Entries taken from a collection
___
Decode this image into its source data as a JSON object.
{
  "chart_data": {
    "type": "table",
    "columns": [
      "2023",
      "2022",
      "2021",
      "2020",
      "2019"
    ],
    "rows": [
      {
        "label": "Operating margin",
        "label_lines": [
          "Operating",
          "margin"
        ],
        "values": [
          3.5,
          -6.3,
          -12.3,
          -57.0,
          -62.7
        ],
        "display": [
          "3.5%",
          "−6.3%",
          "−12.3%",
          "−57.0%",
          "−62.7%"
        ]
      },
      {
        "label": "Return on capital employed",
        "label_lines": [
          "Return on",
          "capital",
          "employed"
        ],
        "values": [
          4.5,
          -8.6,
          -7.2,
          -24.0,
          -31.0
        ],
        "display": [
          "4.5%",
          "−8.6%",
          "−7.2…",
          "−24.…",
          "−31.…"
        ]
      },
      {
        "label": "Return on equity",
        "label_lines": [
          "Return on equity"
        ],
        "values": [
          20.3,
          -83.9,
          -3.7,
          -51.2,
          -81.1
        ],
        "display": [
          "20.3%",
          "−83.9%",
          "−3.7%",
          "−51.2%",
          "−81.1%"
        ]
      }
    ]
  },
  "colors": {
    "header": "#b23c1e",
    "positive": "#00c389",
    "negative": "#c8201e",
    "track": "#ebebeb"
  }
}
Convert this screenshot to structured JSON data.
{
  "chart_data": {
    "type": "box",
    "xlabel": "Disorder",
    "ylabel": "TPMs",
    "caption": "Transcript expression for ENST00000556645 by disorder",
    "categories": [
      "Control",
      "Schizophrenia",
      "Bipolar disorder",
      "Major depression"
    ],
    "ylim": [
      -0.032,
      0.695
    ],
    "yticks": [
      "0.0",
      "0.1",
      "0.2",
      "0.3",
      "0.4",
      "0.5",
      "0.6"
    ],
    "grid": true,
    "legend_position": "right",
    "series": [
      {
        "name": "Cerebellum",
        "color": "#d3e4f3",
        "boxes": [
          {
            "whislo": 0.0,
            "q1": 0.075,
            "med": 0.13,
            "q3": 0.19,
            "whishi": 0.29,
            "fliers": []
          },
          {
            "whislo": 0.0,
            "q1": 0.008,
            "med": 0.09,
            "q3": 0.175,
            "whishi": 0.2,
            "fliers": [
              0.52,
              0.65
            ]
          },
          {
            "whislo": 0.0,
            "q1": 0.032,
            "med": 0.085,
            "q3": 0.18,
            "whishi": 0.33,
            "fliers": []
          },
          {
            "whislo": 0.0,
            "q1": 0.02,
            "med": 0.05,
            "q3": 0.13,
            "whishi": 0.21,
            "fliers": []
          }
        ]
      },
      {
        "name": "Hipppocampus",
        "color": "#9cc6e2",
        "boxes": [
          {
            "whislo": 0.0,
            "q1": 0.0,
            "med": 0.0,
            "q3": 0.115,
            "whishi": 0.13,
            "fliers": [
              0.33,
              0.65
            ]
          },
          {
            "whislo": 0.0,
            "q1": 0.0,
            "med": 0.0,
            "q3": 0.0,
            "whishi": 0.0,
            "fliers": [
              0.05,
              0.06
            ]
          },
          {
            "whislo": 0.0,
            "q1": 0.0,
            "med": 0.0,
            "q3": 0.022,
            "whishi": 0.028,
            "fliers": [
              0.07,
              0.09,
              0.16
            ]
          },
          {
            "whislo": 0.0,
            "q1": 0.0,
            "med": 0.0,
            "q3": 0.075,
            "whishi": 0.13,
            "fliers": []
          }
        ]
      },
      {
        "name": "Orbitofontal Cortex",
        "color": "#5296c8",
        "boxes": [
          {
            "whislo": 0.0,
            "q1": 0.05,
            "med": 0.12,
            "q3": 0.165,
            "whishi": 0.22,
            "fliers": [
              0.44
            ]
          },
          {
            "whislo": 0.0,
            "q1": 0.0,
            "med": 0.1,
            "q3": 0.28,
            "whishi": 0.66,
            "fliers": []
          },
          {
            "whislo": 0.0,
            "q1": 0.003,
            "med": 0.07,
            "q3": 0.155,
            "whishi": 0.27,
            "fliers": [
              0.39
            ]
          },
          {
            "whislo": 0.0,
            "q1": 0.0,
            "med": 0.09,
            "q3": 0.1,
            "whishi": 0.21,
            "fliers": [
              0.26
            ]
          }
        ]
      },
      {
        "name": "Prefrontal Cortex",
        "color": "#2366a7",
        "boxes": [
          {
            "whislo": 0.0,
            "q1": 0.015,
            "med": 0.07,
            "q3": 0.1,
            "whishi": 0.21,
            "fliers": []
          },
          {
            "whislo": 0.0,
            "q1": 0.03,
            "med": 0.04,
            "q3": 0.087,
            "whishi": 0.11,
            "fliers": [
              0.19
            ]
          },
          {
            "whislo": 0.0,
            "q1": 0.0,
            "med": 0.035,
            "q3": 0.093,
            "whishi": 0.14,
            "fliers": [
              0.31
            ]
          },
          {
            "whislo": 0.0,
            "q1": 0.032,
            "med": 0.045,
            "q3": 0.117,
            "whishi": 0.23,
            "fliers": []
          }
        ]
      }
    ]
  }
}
___
## WHAT YOU WILL DO
Copy all the entries verbatim.

## CORRECT OUTPUT
Decode this image into its source data as a JSON object.
{
  "chart_data": {
    "type": "table",
    "columns": [
      "2023",
      "2022",
      "2021",
      "2020",
      "2019"
    ],
    "rows": [
      {
        "label": "Operating margin",
        "label_lines": [
          "Operating",
          "margin"
        ],
        "values": [
          3.5,
          -6.3,
          -12.3,
          -57.0,
          -62.7
        ],
        "display": [
          "3.5%",
          "−6.3%",
          "−12.3%",
          "−57.0%",
          "−62.7%"
        ]
      },
      {
        "label": "Return on capital employed",
        "label_lines": [
          "Return on",
          "capital",
          "employed"
        ],
        "values": [
          4.5,
          -8.6,
          -7.2,
          -24.0,
          -31.0
        ],
        "display": [
          "4.5%",
          "−8.6%",
          "−7.2…",
          "−24.…",
          "−31.…"
        ]
      },
      {
        "label": "Return on equity",
        "label_lines": [
          "Return on equity"
        ],
        "values": [
          20.3,
          -83.9,
          -3.7,
          -51.2,
          -81.1
        ],
        "display": [
          "20.3%",
          "−83.9%",
          "−3.7%",
          "−51.2%",
          "−81.1%"
        ]
      }
    ]
  },
  "colors": {
    "header": "#b23c1e",
    "positive": "#00c389",
    "negative": "#c8201e",
    "track": "#ebebeb"
  }
}
Convert this screenshot to structured JSON data.
{
  "chart_data": {
    "type": "box",
    "xlabel": "Disorder",
    "ylabel": "TPMs",
    "caption": "Transcript expression for ENST00000556645 by disorder",
    "categories": [
      "Control",
      "Schizophrenia",
      "Bipolar disorder",
      "Major depression"
    ],
    "ylim": [
      -0.032,
      0.695
    ],
    "yticks": [
      "0.0",
      "0.1",
      "0.2",
      "0.3",
      "0.4",
      "0.5",
      "0.6"
    ],
    "grid": true,
    "legend_position": "right",
    "series": [
      {
        "name": "Cerebellum",
        "color": "#d3e4f3",
        "boxes": [
          {
            "whislo": 0.0,
            "q1": 0.075,
            "med": 0.13,
            "q3": 0.19,
            "whishi": 0.29,
            "fliers": []
          },
          {
            "whislo": 0.0,
            "q1": 0.008,
            "med": 0.09,
            "q3": 0.175,
            "whishi": 0.2,
            "fliers": [
              0.52,
              0.65
            ]
          },
          {
            "whislo": 0.0,
            "q1": 0.032,
            "med": 0.085,
            "q3": 0.18,
            "whishi": 0.33,
            "fliers": []
          },
          {
            "whislo": 0.0,
            "q1": 0.02,
            "med": 0.05,
            "q3": 0.13,
            "whishi": 0.21,
            "fliers": []
          }
        ]
      },
      {
        "name": "Hipppocampus",
        "color": "#9cc6e2",
        "boxes": [
          {
            "whislo": 0.0,
            "q1": 0.0,
            "med": 0.0,
            "q3": 0.115,
            "whishi": 0.13,
            "fliers": [
              0.33,
              0.65
            ]
          },
          {
            "whislo": 0.0,
            "q1": 0.0,
            "med": 0.0,
            "q3": 0.0,
            "whishi": 0.0,
            "fliers": [
              0.05,
              0.06
            ]
          },
          {
            "whislo": 0.0,
            "q1": 0.0,
            "med": 0.0,
            "q3": 0.022,
            "whishi": 0.028,
            "fliers": [
              0.07,
              0.09,
              0.16
            ]
          },
          {
            "whislo": 0.0,
            "q1": 0.0,
            "med": 0.0,
            "q3": 0.075,
            "whishi": 0.13,
            "fliers": []
          }
        ]
      },
      {
        "name": "Orbitofontal Cortex",
        "color": "#5296c8",
        "boxes": [
          {
            "whislo": 0.0,
            "q1": 0.05,
            "med": 0.12,
            "q3": 0.165,
            "whishi": 0.22,
            "fliers": [
              0.44
            ]
          },
          {
            "whislo": 0.0,
            "q1": 0.0,
            "med": 0.1,
            "q3": 0.28,
            "whishi": 0.66,
            "fliers": []
          },
          {
            "whislo": 0.0,
            "q1": 0.003,
            "med": 0.07,
            "q3": 0.155,
            "whishi": 0.27,
            "fliers": [
              0.39
            ]
          },
          {
            "whislo": 0.0,
            "q1": 0.0,
            "med": 0.09,
            "q3": 0.1,
            "whishi": 0.21,
            "fliers": [
              0.26
            ]
          }
        ]
      },
      {
        "name": "Prefrontal Cortex",
        "color": "#2366a7",
        "boxes": [
          {
            "whislo": 0.0,
            "q1": 0.015,
            "med": 0.07,
            "q3": 0.1,
            "whishi": 0.21,
            "fliers": []
          },
          {
            "whislo": 0.0,
            "q1": 0.03,
            "med": 0.04,
            "q3": 0.087,
            "whishi": 0.11,
            "fliers": [
              0.19
            ]
          },
          {
            "whislo": 0.0,
            "q1": 0.0,
            "med": 0.035,
            "q3": 0.093,
            "whishi": 0.14,
            "fliers": [
              0.31
            ]
          },
          {
            "whislo": 0.0,
            "q1": 0.032,
            "med": 0.045,
            "q3": 0.117,
            "whishi": 0.23,
            "fliers": []
          }
        ]
      }
    ]
  }
}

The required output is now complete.